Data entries
%%

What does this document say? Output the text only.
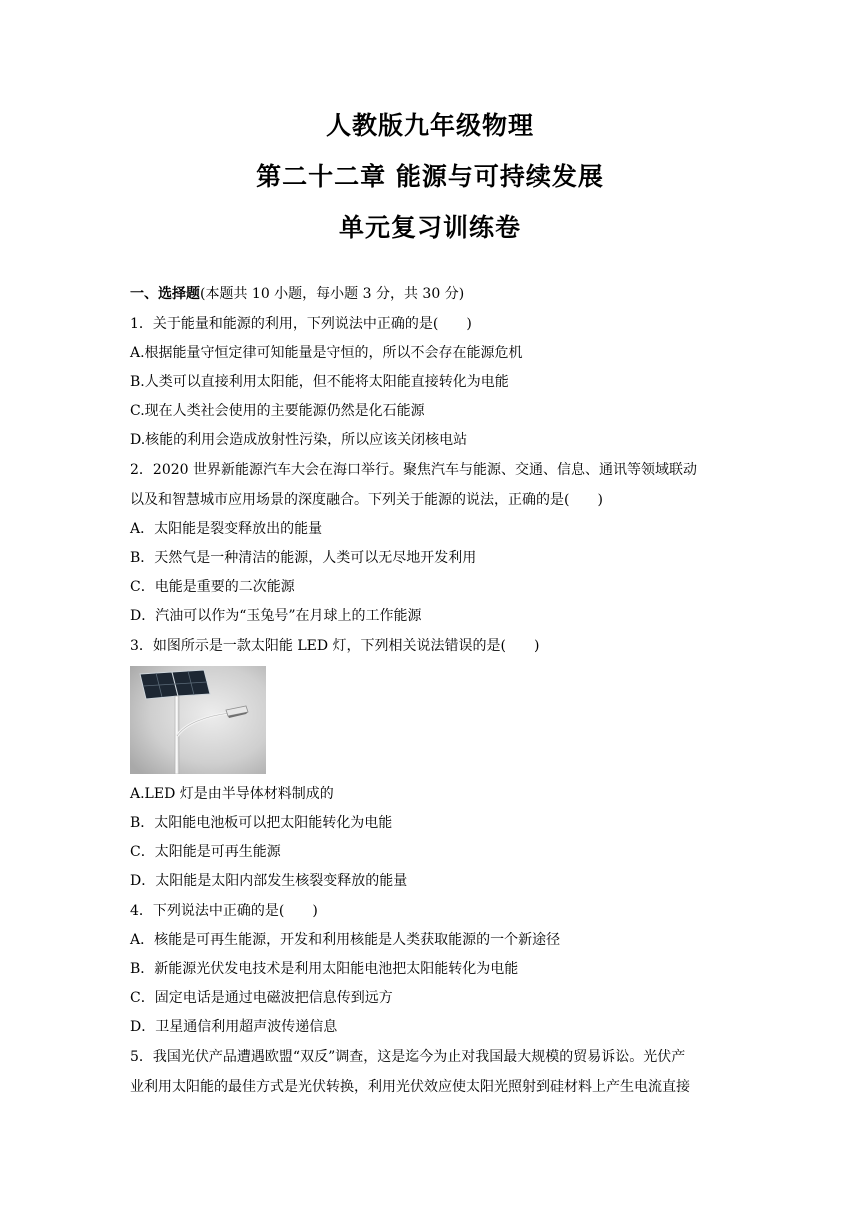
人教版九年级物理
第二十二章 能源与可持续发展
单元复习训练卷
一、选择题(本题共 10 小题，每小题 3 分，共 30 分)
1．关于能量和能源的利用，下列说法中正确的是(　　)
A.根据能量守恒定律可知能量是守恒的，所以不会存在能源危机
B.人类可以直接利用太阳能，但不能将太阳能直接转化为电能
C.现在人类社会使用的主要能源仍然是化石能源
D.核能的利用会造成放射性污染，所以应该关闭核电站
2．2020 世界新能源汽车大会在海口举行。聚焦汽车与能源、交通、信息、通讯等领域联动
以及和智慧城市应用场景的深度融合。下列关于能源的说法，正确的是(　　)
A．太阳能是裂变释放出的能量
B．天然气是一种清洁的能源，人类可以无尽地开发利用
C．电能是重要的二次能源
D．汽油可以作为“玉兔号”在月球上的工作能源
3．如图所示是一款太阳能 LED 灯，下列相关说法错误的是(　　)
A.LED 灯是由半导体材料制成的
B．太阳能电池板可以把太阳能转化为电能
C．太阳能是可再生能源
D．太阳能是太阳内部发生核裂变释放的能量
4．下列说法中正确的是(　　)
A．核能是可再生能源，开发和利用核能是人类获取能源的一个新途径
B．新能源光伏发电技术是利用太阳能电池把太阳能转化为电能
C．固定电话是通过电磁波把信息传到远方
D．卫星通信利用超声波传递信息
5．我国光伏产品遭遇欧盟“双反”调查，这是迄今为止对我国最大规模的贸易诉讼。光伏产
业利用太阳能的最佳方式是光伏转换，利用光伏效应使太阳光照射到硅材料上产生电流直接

%%

THE REQUEST: Above are the records. Copy every line in them holding "下列说法中正确的是".

TASK OUTPUT:
1．关于能量和能源的利用，下列说法中正确的是(　　)
4．下列说法中正确的是(　　)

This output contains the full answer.